TASK TO CARRY OUT → Below is a block of records. Copy every line in it that contains the word "JSON".

DATA RECORDS →
+ + + + + + +
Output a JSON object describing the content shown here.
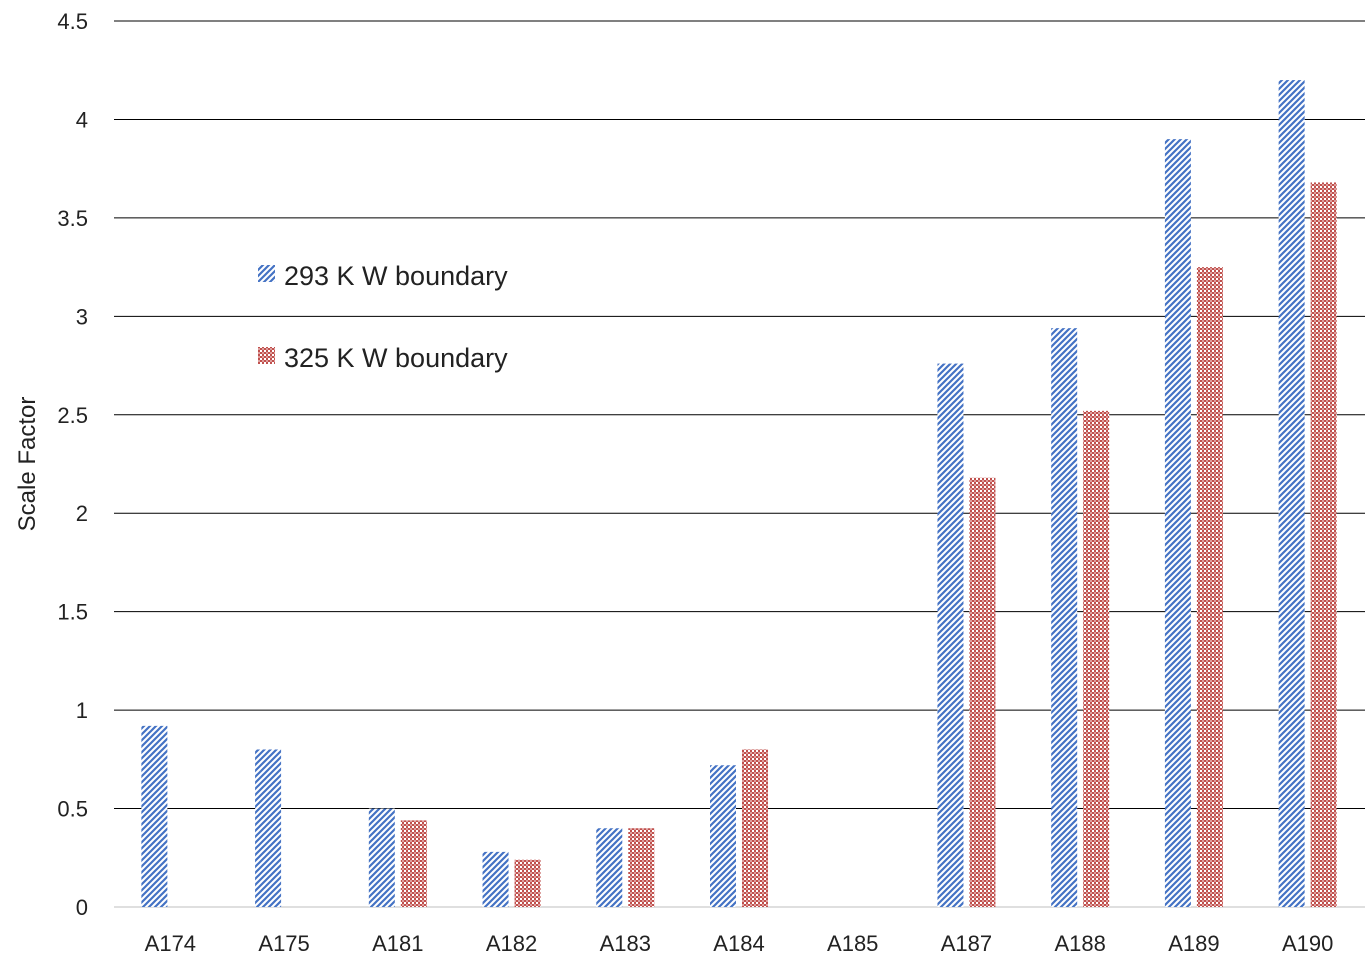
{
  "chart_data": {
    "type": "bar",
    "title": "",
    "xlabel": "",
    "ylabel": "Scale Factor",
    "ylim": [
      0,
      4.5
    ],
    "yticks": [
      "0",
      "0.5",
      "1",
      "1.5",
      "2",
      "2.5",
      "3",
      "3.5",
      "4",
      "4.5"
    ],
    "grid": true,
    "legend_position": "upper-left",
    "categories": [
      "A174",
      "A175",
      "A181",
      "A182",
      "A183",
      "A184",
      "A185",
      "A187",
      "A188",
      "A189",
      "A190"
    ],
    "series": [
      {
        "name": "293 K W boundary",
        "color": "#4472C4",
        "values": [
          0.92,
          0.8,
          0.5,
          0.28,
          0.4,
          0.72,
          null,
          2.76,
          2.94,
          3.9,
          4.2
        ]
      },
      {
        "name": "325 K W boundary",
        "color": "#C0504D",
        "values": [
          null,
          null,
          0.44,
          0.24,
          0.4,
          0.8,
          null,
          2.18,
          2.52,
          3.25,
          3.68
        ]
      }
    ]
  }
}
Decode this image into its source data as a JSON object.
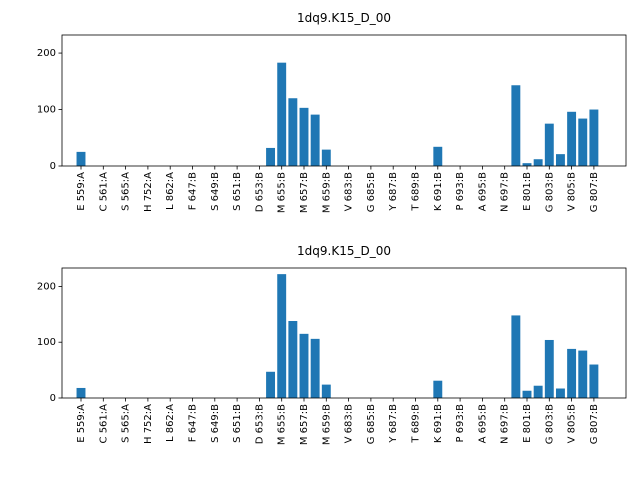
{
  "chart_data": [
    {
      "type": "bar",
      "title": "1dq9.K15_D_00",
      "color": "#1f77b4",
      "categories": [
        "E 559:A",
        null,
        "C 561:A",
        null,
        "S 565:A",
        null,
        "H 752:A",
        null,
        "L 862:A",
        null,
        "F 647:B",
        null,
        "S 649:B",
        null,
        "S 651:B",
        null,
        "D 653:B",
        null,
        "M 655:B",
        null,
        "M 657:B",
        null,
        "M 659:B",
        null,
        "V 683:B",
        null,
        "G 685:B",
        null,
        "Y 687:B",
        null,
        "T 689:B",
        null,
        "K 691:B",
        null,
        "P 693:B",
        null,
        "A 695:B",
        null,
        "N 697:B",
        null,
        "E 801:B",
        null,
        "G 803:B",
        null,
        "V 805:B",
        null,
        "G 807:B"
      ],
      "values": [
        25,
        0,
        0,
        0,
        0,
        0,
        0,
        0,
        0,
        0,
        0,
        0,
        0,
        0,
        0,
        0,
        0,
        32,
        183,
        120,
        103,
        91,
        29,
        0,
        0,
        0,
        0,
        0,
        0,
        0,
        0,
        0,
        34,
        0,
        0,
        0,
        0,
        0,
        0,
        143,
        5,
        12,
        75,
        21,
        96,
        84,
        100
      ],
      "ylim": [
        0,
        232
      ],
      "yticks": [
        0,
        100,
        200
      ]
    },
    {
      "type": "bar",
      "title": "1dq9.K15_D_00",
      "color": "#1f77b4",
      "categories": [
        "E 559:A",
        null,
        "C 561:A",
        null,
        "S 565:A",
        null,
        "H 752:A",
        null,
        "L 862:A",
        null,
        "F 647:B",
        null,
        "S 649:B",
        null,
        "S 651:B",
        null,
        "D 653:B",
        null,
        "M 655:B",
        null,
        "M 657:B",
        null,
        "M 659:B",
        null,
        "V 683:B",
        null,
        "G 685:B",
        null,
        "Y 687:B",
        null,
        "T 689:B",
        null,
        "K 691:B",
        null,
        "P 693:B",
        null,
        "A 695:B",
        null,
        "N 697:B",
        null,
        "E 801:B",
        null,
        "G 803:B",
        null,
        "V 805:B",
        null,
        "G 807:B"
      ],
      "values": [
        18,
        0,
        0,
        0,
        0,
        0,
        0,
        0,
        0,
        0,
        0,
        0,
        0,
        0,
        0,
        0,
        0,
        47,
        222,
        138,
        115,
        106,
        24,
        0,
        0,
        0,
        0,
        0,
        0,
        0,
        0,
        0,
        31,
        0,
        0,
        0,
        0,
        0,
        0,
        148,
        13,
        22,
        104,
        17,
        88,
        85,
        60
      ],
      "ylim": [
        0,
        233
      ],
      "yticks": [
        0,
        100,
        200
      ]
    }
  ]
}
+ + + + + + +
THE SOLUTION →
Output a JSON object describing the content shown here.
Decode this image into its source data as a JSON object.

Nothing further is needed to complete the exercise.